Begin the copy at the line containing "Give me a plain-text" and end it at the final line of the material below, reproducing each line exactly, without images.

Dataset items:
◆ ◆ ◆ ◆ ◆ ◆ ◆

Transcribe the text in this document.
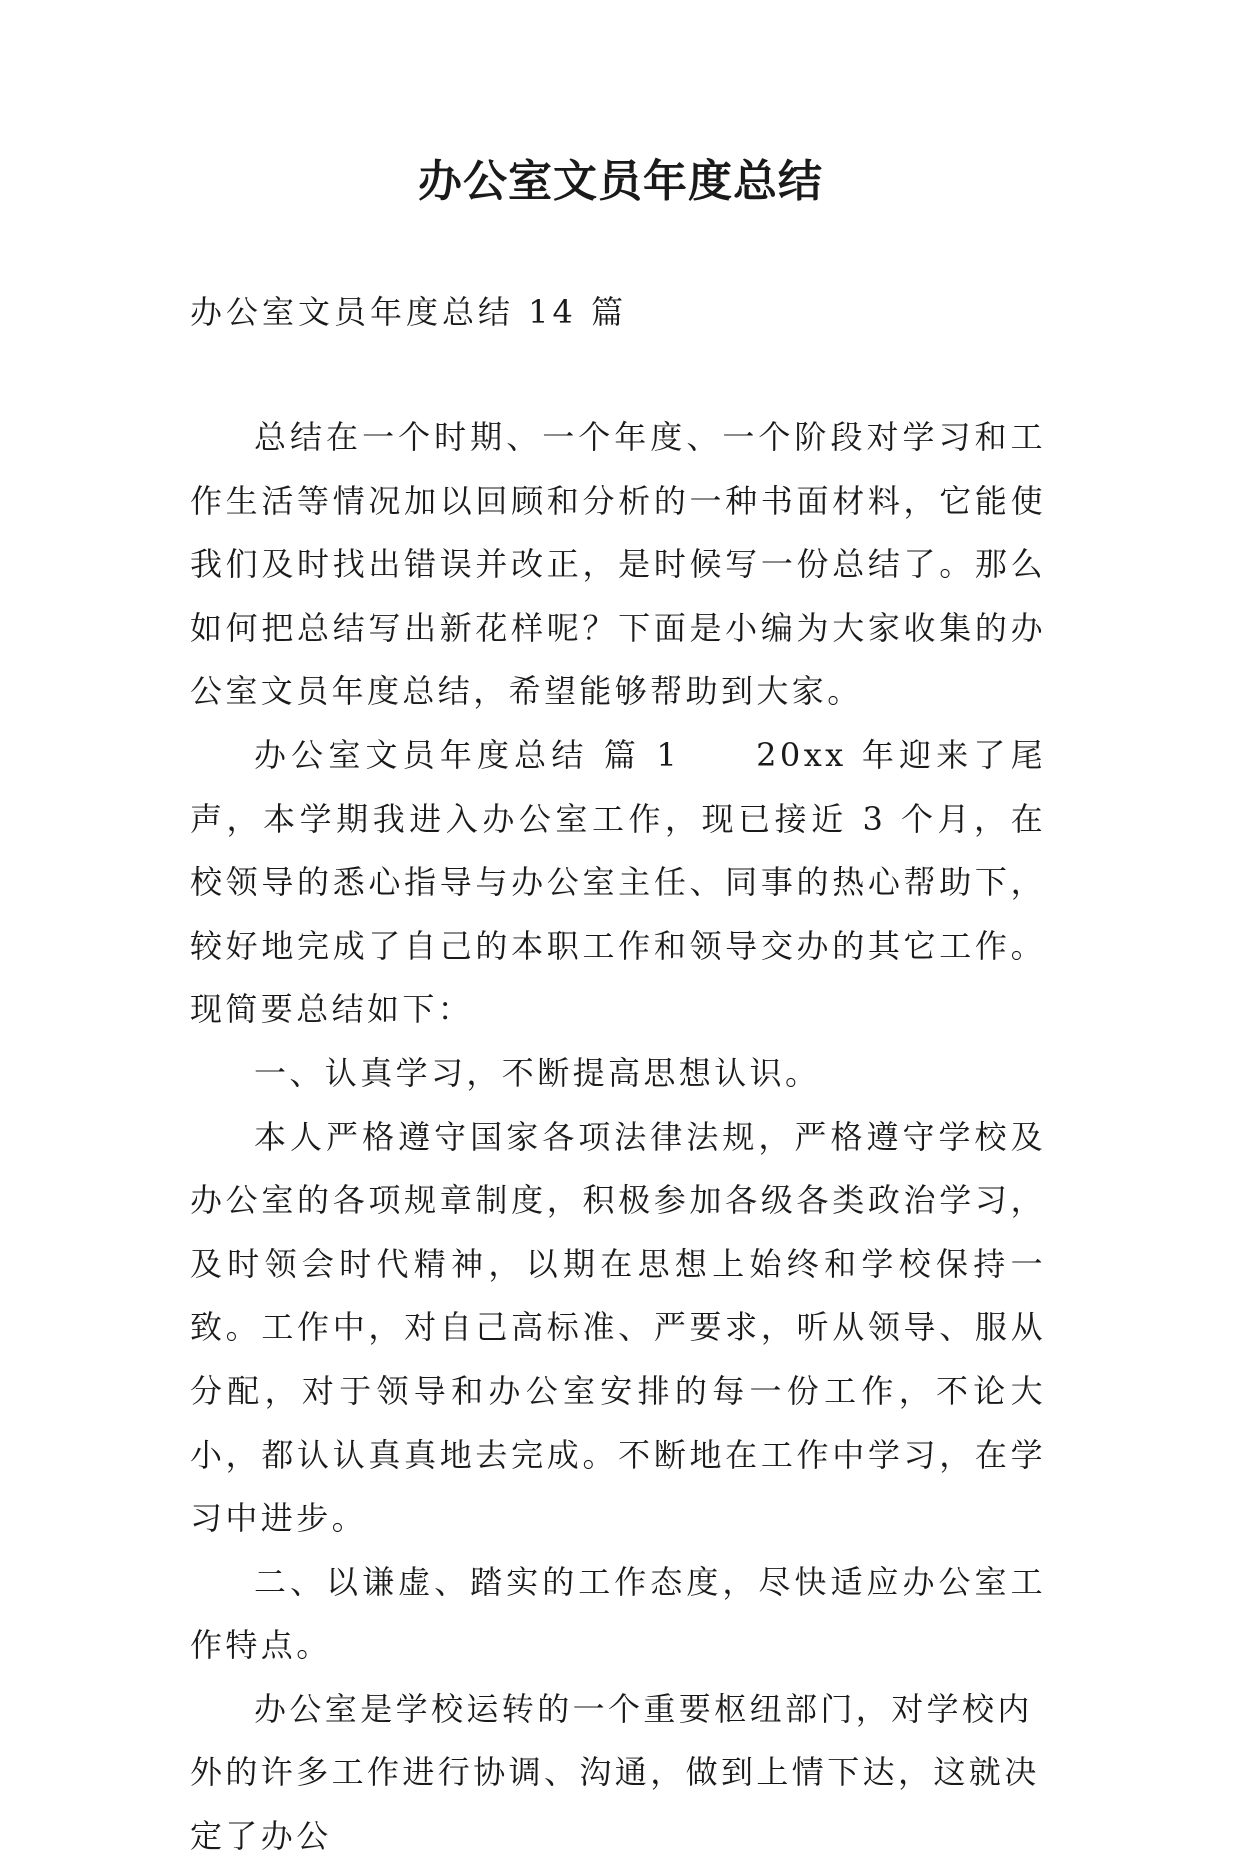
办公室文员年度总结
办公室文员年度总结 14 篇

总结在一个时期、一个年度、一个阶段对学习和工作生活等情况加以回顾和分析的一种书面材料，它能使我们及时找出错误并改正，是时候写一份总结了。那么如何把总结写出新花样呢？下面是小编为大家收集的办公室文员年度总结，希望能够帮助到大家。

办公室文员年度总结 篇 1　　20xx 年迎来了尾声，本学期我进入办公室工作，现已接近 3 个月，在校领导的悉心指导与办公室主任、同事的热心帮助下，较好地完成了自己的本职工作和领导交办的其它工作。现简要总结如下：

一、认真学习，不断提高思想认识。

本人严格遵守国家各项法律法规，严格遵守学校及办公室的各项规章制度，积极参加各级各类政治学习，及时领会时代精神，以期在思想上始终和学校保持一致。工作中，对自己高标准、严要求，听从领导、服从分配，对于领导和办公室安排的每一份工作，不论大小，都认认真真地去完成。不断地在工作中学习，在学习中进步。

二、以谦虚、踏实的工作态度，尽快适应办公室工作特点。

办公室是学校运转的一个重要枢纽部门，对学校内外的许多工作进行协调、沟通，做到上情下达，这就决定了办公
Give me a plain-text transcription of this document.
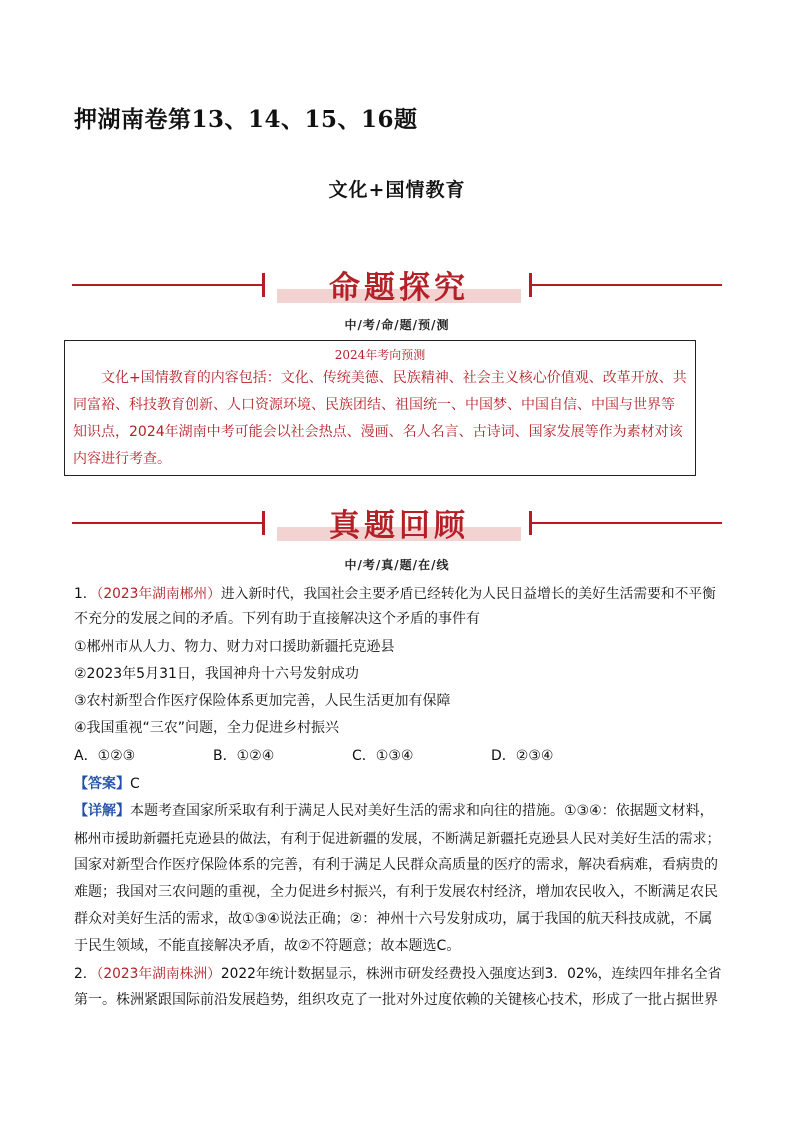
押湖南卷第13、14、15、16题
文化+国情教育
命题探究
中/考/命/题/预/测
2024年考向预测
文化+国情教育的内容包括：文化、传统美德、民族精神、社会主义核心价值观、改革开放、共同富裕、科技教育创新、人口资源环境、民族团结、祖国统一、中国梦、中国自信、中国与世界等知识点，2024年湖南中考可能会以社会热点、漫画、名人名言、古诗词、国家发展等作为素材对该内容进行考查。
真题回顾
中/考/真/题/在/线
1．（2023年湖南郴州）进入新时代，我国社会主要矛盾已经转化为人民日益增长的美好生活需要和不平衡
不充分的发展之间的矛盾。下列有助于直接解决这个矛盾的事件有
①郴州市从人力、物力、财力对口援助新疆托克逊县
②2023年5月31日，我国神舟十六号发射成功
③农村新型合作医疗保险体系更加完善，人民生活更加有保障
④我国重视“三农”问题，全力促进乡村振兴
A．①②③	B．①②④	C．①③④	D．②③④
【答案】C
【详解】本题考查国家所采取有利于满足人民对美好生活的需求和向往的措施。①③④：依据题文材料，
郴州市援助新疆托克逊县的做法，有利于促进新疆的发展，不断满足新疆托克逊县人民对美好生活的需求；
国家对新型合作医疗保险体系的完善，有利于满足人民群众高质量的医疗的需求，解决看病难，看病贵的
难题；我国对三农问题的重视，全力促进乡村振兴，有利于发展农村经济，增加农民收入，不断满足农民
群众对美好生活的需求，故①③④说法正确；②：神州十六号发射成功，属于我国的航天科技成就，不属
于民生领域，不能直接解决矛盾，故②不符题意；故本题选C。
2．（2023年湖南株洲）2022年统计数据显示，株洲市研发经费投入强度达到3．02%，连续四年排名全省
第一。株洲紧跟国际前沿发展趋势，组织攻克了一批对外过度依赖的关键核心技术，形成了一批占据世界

◆ ◆ ◆ ◆ ◆ ◆ ◆

Complete answer
Give me a plain-text transcription of this document.
押湖南卷第13、14、15、16题
文化+国情教育
命题探究
中/考/命/题/预/测
2024年考向预测
文化+国情教育的内容包括：文化、传统美德、民族精神、社会主义核心价值观、改革开放、共同富裕、科技教育创新、人口资源环境、民族团结、祖国统一、中国梦、中国自信、中国与世界等知识点，2024年湖南中考可能会以社会热点、漫画、名人名言、古诗词、国家发展等作为素材对该内容进行考查。
真题回顾
中/考/真/题/在/线
1．（2023年湖南郴州）进入新时代，我国社会主要矛盾已经转化为人民日益增长的美好生活需要和不平衡
不充分的发展之间的矛盾。下列有助于直接解决这个矛盾的事件有
①郴州市从人力、物力、财力对口援助新疆托克逊县
②2023年5月31日，我国神舟十六号发射成功
③农村新型合作医疗保险体系更加完善，人民生活更加有保障
④我国重视“三农”问题，全力促进乡村振兴
A．①②③	B．①②④	C．①③④	D．②③④
【答案】C
【详解】本题考查国家所采取有利于满足人民对美好生活的需求和向往的措施。①③④：依据题文材料，
郴州市援助新疆托克逊县的做法，有利于促进新疆的发展，不断满足新疆托克逊县人民对美好生活的需求；
国家对新型合作医疗保险体系的完善，有利于满足人民群众高质量的医疗的需求，解决看病难，看病贵的
难题；我国对三农问题的重视，全力促进乡村振兴，有利于发展农村经济，增加农民收入，不断满足农民
群众对美好生活的需求，故①③④说法正确；②：神州十六号发射成功，属于我国的航天科技成就，不属
于民生领域，不能直接解决矛盾，故②不符题意；故本题选C。
2．（2023年湖南株洲）2022年统计数据显示，株洲市研发经费投入强度达到3．02%，连续四年排名全省
第一。株洲紧跟国际前沿发展趋势，组织攻克了一批对外过度依赖的关键核心技术，形成了一批占据世界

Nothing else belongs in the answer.